== MATERIAL PROVIDED ==

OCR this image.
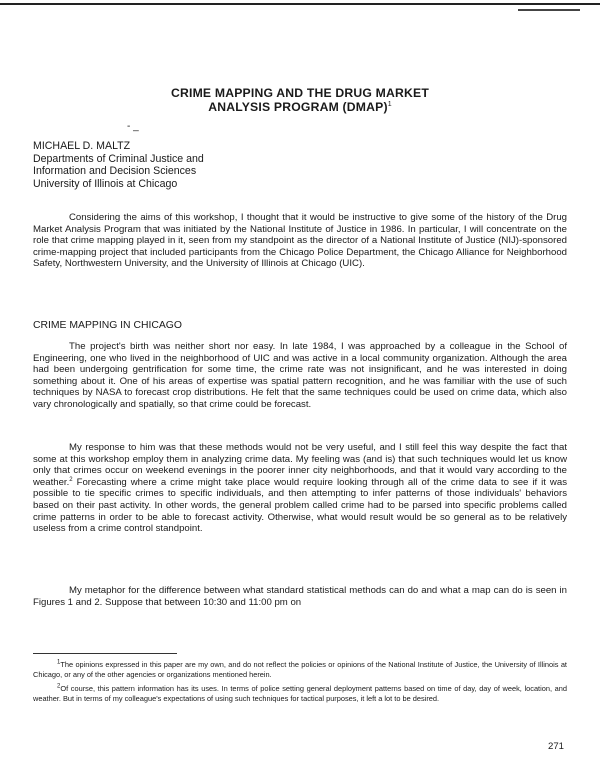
CRIME MAPPING AND THE DRUG MARKET
ANALYSIS PROGRAM (DMAP)$^1$
- _
MICHAEL D. MALTZ
Departments of Criminal Justice and
Information and Decision Sciences
University of Illinois at Chicago

Considering the aims of this workshop, I thought that it would be instructive to give some of the history of the Drug Market Analysis Program that was initiated by the National Institute of Justice in 1986. In particular, I will concentrate on the role that crime mapping played in it, seen from my standpoint as the director of a National Institute of Justice (NIJ)-sponsored crime-mapping project that included participants from the Chicago Police Department, the Chicago Alliance for Neighborhood Safety, Northwestern University, and the University of Illinois at Chicago (UIC).

CRIME MAPPING IN CHICAGO

The project's birth was neither short nor easy. In late 1984, I was approached by a colleague in the School of Engineering, one who lived in the neighborhood of UIC and was active in a local community organization. Although the area had been undergoing gentrification for some time, the crime rate was not insignificant, and he was interested in doing something about it. One of his areas of expertise was spatial pattern recognition, and he was familiar with the use of such techniques by NASA to forecast crop distributions. He felt that the same techniques could be used on crime data, which also vary chronologically and spatially, so that crime could be forecast.

My response to him was that these methods would not be very useful, and I still feel this way despite the fact that some at this workshop employ them in analyzing crime data. My feeling was (and is) that such techniques would let us know only that crimes occur on weekend evenings in the poorer inner city neighborhoods, and that it would vary according to the weather.$^2$ Forecasting where a crime might take place would require looking through all of the crime data to see if it was possible to tie specific crimes to specific individuals, and then attempting to infer patterns of those individuals' behaviors based on their past activity. In other words, the general problem called crime had to be parsed into specific problems called crime patterns in order to be able to forecast activity. Otherwise, what would result would be so general as to be relatively useless from a crime control standpoint.

My metaphor for the difference between what standard statistical methods can do and what a map can do is seen in Figures 1 and 2. Suppose that between 10:30 and 11:00 pm on

$^1$The opinions expressed in this paper are my own, and do not reflect the policies or opinions of the National Institute of Justice, the University of Illinois at Chicago, or any of the other agencies or organizations mentioned herein.

$^2$Of course, this pattern information has its uses. In terms of police setting general deployment patterns based on time of day, day of week, location, and weather. But in terms of my colleague's expectations of using such techniques for tactical purposes, it left a lot to be desired.

271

== TASK ==
List each line of the entries that holds the string "seen".

== TASK ANSWER ==
Considering the aims of this workshop, I thought that it would be instructive to give some of the history of the Drug Market Analysis Program that was initiated by the National Institute of Justice in 1986. In particular, I will concentrate on the role that crime mapping played in it, seen from my standpoint as the director of a National Institute of Justice (NIJ)-sponsored crime-mapping project that included participants from the Chicago Police Department, the Chicago Alliance for Neighborhood Safety, Northwestern University, and the University of Illinois at Chicago (UIC).
My metaphor for the difference between what standard statistical methods can do and what a map can do is seen in Figures 1 and 2. Suppose that between 10:30 and 11:00 pm on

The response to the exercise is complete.